• **Stated problem**:
Give the data again, word for word.

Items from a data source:
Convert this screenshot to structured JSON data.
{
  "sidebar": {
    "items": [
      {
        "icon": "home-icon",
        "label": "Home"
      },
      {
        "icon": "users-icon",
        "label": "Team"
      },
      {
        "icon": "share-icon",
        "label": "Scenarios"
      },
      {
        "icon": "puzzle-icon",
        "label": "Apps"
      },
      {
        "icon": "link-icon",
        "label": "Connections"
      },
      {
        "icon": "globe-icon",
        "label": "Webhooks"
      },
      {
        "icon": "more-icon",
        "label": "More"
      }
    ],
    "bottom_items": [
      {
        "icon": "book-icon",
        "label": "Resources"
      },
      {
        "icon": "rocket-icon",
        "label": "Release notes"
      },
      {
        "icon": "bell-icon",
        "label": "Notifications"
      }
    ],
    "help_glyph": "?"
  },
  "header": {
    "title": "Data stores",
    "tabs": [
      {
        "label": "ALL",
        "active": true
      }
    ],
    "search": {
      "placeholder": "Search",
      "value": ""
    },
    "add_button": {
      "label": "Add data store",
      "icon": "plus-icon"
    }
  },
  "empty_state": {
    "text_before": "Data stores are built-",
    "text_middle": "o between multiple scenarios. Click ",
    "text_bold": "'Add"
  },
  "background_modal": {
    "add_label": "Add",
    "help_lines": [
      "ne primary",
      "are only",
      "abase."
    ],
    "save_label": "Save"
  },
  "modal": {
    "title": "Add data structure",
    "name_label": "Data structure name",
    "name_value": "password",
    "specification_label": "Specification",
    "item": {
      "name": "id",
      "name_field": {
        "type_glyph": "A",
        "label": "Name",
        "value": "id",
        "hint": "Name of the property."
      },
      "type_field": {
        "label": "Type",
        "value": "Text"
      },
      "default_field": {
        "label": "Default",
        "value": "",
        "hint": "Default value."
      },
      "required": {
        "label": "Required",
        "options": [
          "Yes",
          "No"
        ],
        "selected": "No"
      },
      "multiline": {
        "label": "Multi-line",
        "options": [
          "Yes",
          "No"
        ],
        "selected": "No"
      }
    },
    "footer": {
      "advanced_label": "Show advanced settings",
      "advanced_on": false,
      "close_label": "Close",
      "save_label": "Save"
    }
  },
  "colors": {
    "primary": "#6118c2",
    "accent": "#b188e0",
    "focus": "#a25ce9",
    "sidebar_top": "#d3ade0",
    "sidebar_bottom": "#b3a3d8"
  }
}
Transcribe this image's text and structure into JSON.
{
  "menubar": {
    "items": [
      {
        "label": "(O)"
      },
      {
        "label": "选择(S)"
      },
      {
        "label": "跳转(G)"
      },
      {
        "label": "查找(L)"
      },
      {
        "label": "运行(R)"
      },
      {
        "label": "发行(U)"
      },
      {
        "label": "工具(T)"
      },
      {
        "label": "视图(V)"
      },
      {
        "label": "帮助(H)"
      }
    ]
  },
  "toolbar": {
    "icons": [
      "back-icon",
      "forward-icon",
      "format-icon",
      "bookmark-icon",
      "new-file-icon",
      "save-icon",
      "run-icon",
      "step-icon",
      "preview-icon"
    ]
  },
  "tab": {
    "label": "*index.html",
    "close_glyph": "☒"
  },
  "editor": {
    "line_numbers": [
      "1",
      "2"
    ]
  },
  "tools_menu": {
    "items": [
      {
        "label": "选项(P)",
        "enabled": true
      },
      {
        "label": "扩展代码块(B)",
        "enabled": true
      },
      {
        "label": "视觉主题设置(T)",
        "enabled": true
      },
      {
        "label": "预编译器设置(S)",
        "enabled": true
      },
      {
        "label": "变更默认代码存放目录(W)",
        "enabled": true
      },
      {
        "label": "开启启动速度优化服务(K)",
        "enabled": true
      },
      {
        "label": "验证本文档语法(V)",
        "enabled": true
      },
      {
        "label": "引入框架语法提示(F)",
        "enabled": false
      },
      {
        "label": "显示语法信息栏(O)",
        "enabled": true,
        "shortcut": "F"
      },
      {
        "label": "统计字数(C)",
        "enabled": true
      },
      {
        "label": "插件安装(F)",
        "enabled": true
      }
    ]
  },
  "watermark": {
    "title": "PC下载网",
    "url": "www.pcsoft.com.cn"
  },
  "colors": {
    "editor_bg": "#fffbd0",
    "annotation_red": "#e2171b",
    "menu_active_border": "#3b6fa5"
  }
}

• **The completed task**:
Convert this screenshot to structured JSON data.
{
  "sidebar": {
    "items": [
      {
        "icon": "home-icon",
        "label": "Home"
      },
      {
        "icon": "users-icon",
        "label": "Team"
      },
      {
        "icon": "share-icon",
        "label": "Scenarios"
      },
      {
        "icon": "puzzle-icon",
        "label": "Apps"
      },
      {
        "icon": "link-icon",
        "label": "Connections"
      },
      {
        "icon": "globe-icon",
        "label": "Webhooks"
      },
      {
        "icon": "more-icon",
        "label": "More"
      }
    ],
    "bottom_items": [
      {
        "icon": "book-icon",
        "label": "Resources"
      },
      {
        "icon": "rocket-icon",
        "label": "Release notes"
      },
      {
        "icon": "bell-icon",
        "label": "Notifications"
      }
    ],
    "help_glyph": "?"
  },
  "header": {
    "title": "Data stores",
    "tabs": [
      {
        "label": "ALL",
        "active": true
      }
    ],
    "search": {
      "placeholder": "Search",
      "value": ""
    },
    "add_button": {
      "label": "Add data store",
      "icon": "plus-icon"
    }
  },
  "empty_state": {
    "text_before": "Data stores are built-",
    "text_middle": "o between multiple scenarios. Click ",
    "text_bold": "'Add"
  },
  "background_modal": {
    "add_label": "Add",
    "help_lines": [
      "ne primary",
      "are only",
      "abase."
    ],
    "save_label": "Save"
  },
  "modal": {
    "title": "Add data structure",
    "name_label": "Data structure name",
    "name_value": "password",
    "specification_label": "Specification",
    "item": {
      "name": "id",
      "name_field": {
        "type_glyph": "A",
        "label": "Name",
        "value": "id",
        "hint": "Name of the property."
      },
      "type_field": {
        "label": "Type",
        "value": "Text"
      },
      "default_field": {
        "label": "Default",
        "value": "",
        "hint": "Default value."
      },
      "required": {
        "label": "Required",
        "options": [
          "Yes",
          "No"
        ],
        "selected": "No"
      },
      "multiline": {
        "label": "Multi-line",
        "options": [
          "Yes",
          "No"
        ],
        "selected": "No"
      }
    },
    "footer": {
      "advanced_label": "Show advanced settings",
      "advanced_on": false,
      "close_label": "Close",
      "save_label": "Save"
    }
  },
  "colors": {
    "primary": "#6118c2",
    "accent": "#b188e0",
    "focus": "#a25ce9",
    "sidebar_top": "#d3ade0",
    "sidebar_bottom": "#b3a3d8"
  }
}
Transcribe this image's text and structure into JSON.
{
  "menubar": {
    "items": [
      {
        "label": "(O)"
      },
      {
        "label": "选择(S)"
      },
      {
        "label": "跳转(G)"
      },
      {
        "label": "查找(L)"
      },
      {
        "label": "运行(R)"
      },
      {
        "label": "发行(U)"
      },
      {
        "label": "工具(T)"
      },
      {
        "label": "视图(V)"
      },
      {
        "label": "帮助(H)"
      }
    ]
  },
  "toolbar": {
    "icons": [
      "back-icon",
      "forward-icon",
      "format-icon",
      "bookmark-icon",
      "new-file-icon",
      "save-icon",
      "run-icon",
      "step-icon",
      "preview-icon"
    ]
  },
  "tab": {
    "label": "*index.html",
    "close_glyph": "☒"
  },
  "editor": {
    "line_numbers": [
      "1",
      "2"
    ]
  },
  "tools_menu": {
    "items": [
      {
        "label": "选项(P)",
        "enabled": true
      },
      {
        "label": "扩展代码块(B)",
        "enabled": true
      },
      {
        "label": "视觉主题设置(T)",
        "enabled": true
      },
      {
        "label": "预编译器设置(S)",
        "enabled": true
      },
      {
        "label": "变更默认代码存放目录(W)",
        "enabled": true
      },
      {
        "label": "开启启动速度优化服务(K)",
        "enabled": true
      },
      {
        "label": "验证本文档语法(V)",
        "enabled": true
      },
      {
        "label": "引入框架语法提示(F)",
        "enabled": false
      },
      {
        "label": "显示语法信息栏(O)",
        "enabled": true,
        "shortcut": "F"
      },
      {
        "label": "统计字数(C)",
        "enabled": true
      },
      {
        "label": "插件安装(F)",
        "enabled": true
      }
    ]
  },
  "watermark": {
    "title": "PC下载网",
    "url": "www.pcsoft.com.cn"
  },
  "colors": {
    "editor_bg": "#fffbd0",
    "annotation_red": "#e2171b",
    "menu_active_border": "#3b6fa5"
  }
}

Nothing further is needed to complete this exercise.